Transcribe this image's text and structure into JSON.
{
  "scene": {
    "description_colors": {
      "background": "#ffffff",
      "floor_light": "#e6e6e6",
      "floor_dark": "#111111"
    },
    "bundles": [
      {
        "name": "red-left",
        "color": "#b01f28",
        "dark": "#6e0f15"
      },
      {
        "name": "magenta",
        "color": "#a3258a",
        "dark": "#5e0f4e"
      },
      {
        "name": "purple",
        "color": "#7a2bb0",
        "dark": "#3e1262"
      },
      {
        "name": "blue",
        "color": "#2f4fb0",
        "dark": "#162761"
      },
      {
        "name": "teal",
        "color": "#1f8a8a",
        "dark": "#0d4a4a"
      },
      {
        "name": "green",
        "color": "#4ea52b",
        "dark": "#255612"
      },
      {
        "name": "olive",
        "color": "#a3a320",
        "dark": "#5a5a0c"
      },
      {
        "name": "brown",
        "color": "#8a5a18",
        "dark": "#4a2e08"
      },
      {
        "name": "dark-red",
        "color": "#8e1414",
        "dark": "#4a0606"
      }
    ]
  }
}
● ● ● ● ●
■ What you should do ■
From the preceding material, extract every line exactly.

■ Task output ■
Transcribe this image's text and structure into JSON.
{
  "scene": {
    "description_colors": {
      "background": "#ffffff",
      "floor_light": "#e6e6e6",
      "floor_dark": "#111111"
    },
    "bundles": [
      {
        "name": "red-left",
        "color": "#b01f28",
        "dark": "#6e0f15"
      },
      {
        "name": "magenta",
        "color": "#a3258a",
        "dark": "#5e0f4e"
      },
      {
        "name": "purple",
        "color": "#7a2bb0",
        "dark": "#3e1262"
      },
      {
        "name": "blue",
        "color": "#2f4fb0",
        "dark": "#162761"
      },
      {
        "name": "teal",
        "color": "#1f8a8a",
        "dark": "#0d4a4a"
      },
      {
        "name": "green",
        "color": "#4ea52b",
        "dark": "#255612"
      },
      {
        "name": "olive",
        "color": "#a3a320",
        "dark": "#5a5a0c"
      },
      {
        "name": "brown",
        "color": "#8a5a18",
        "dark": "#4a2e08"
      },
      {
        "name": "dark-red",
        "color": "#8e1414",
        "dark": "#4a0606"
      }
    ]
  }
}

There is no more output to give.